◆ **TEXT BLOCK**:
▼

The link for the "$50 unit" seems to be missing. What a
disappointment.

>
> CS says a telco provided 'whole house' protector does not exist.
> Had he bothered to get off his ass to learn ... 'Whole house'
> telephone protector at a demarc (where telco wires meet household
> wires) is inside an NID:

CS may object to "whole house" protection that only protects phone
wires, a reasonable view. I have only seen "whole house" applied to
power service protection, with some units also having ports for phone
and cable. That makes about half of w_'s rant irrelevant.

> CS claims a protector will magically stop or absorb what three
> miles of sky could not. Somehow a transistor inside a UPS will also
> stop that 3 mile transient? CS promotes myths. No earth ground
> means no effective protection. Earth ground is the protection.

Statement of religious belief in earthing #1. As the IEEE guide makes
clear, plug-in suppressors work by CLAMPING the voltage on all wires
to the common ground at the suppressor. They do not work primarily by
earthing. w_ cannot understand that because it violates his
religious belief.

> CS is being used as an example of the naive who somehow
> *know* a UPS provides protection. Who does not even *know* that
> earthing is protection. Others, instead, learn facts before
> *knowing*.

Statement of religious belief in earthing #2. To learn "facts" read
the IEEE or NIST guides. Both say plug-in suppressors are effective.
That protection may or may not be included in UPSs.

>
> Well CS, who magically *knows*, also posts reasons why he knows,
> such as:
> "Ignorant" and "Double conversion". He still cannot explain how
> that silly little transistor stops what three miles of sky could not.
> And yet that is how plug-in protection is promoted.

I want to see a link that says a plug-in suppressor "stops". That is
not how they are promoted. But both the IEEE and NIST guides
"promote" plug-in suppressors.

▲

◆ **EXERCISE SET**:
1) List every sentence in the surge-protection text that begins with the word "CS". Give each sentence in full, without the ">" marks at the start of lines.
2) Decide whether each statement agrees with the surge-protection text. Answer yes or no, and quote the words that decide it.
(a) The writer has seen "whole house" applied only to power service protection.
(b) According to the writer, plug-in suppressors work primarily by earthing.
(c) The writer says the NIST guide calls plug-in suppressors ineffective.
3) Return the stretch of the surge-protection text from "Statement of religious belief in earthing #2." through "three miles of sky could not.".

(Layout dataset lines)
▼

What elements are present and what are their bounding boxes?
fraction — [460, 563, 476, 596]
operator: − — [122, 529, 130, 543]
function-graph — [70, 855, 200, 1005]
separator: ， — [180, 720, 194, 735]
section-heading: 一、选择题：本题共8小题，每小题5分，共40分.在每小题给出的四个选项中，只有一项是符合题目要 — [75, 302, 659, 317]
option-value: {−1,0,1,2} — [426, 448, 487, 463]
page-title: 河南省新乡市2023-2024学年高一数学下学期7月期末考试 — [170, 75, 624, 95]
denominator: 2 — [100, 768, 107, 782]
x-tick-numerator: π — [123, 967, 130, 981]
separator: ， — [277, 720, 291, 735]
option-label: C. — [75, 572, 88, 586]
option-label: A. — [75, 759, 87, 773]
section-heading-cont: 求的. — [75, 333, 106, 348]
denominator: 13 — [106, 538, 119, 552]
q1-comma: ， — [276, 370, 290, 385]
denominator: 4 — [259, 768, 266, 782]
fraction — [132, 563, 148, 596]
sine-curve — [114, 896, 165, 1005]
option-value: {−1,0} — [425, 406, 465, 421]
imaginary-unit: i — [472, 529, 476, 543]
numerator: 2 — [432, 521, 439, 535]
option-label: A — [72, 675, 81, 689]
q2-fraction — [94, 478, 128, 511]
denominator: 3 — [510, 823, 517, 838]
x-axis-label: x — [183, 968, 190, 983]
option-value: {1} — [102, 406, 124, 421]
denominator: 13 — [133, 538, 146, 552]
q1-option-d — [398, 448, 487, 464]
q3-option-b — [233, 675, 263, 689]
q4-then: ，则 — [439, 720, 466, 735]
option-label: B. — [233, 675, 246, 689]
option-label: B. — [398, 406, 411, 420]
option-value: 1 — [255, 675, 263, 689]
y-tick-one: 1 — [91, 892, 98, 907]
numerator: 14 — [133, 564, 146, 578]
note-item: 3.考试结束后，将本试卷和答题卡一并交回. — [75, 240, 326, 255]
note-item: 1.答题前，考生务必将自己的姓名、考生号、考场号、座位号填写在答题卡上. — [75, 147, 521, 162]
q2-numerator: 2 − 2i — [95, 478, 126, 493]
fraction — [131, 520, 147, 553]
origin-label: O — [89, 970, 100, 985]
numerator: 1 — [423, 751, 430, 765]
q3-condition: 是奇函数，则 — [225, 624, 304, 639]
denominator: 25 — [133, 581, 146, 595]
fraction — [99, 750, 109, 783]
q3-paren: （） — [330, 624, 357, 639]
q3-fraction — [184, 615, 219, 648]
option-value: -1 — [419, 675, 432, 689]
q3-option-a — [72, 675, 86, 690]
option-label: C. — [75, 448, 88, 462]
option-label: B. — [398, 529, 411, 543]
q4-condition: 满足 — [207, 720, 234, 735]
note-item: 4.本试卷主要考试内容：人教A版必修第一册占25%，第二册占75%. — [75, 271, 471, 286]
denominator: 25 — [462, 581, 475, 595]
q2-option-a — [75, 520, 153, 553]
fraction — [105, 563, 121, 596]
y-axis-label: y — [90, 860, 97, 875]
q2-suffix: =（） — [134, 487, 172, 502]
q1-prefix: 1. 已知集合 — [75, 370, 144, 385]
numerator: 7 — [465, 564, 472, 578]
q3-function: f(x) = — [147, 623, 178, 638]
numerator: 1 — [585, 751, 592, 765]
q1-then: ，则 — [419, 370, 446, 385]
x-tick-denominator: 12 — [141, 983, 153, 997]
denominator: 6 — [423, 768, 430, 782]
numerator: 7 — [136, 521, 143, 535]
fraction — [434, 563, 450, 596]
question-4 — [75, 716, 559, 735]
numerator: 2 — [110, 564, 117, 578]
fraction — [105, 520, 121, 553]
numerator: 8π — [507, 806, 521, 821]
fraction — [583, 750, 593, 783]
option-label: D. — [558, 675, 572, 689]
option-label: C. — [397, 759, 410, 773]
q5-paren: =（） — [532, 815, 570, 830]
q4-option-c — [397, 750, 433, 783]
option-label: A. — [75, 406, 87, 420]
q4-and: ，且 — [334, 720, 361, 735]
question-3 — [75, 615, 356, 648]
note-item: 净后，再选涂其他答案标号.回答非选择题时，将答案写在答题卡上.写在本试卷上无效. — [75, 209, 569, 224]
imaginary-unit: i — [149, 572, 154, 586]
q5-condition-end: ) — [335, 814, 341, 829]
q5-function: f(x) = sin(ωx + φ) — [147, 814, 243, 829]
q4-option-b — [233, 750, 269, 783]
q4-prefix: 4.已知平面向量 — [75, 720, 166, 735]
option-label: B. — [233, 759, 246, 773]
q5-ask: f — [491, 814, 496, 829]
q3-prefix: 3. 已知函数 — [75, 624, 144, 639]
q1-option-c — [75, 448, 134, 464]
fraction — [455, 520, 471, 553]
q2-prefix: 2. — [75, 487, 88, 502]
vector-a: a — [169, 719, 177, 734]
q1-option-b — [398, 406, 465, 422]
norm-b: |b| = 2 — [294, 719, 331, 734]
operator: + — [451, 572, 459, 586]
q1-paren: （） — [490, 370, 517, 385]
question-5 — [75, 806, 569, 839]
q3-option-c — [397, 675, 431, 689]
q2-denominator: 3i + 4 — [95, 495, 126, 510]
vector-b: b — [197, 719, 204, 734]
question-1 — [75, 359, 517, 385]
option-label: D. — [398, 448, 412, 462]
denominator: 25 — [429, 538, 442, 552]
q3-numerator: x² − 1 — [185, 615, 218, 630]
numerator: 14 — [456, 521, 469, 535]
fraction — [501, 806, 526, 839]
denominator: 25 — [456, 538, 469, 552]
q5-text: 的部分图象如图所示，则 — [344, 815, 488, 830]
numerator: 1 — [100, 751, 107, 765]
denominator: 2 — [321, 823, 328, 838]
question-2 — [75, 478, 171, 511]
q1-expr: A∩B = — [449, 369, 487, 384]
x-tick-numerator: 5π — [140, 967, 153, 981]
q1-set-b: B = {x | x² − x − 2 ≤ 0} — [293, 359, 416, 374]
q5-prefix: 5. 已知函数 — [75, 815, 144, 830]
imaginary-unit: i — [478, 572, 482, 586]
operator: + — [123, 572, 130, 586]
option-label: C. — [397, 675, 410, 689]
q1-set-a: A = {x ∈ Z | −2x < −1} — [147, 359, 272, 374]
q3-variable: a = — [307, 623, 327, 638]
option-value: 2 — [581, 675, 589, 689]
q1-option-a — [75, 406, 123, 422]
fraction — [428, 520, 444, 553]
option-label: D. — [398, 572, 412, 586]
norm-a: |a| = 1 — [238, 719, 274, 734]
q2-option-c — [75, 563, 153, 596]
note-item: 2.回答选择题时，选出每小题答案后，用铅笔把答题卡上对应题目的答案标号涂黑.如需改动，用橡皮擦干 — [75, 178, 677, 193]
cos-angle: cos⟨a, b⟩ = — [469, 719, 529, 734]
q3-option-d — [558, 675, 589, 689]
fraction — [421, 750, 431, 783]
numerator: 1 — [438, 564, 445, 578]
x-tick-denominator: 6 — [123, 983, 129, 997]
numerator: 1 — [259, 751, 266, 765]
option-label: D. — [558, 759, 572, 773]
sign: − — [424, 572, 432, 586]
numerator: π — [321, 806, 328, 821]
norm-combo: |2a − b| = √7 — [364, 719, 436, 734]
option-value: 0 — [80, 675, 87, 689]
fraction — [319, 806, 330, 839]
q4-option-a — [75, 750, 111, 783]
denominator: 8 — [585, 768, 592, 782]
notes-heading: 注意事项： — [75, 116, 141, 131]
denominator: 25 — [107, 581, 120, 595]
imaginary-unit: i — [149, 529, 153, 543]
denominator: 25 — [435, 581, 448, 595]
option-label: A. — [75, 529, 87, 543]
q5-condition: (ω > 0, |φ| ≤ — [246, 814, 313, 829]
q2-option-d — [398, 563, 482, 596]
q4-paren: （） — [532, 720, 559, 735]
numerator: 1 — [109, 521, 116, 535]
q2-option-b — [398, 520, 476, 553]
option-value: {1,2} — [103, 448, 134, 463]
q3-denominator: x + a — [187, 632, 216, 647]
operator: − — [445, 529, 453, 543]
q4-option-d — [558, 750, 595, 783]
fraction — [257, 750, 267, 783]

▲

◆ **SOLUTIONS BY TASK**:
1)
1. CS says a telco provided 'whole house' protector does not exist.
2. CS may object to "whole house" protection that only protects phone wires, a reasonable view.
3. CS claims a protector will magically stop or absorb what three miles of sky could not.
4. CS promotes myths.
5. CS is being used as an example of the naive who somehow *know* a UPS provides protection.

2)
(a) Yes: "I have only seen "whole house" applied to power service protection"
(b) No: "They do not work primarily by earthing."
(c) No: "Both say plug-in suppressors are effective."

3)
Statement of religious belief in earthing #2. To learn "facts" read
the IEEE or NIST guides. Both say plug-in suppressors are effective.
That protection may or may not be included in UPSs.

>
> Well CS, who magically *knows*, also posts reasons why he knows,
> such as:
> "Ignorant" and "Double conversion". He still cannot explain how
> that silly little transistor stops what three miles of sky could not.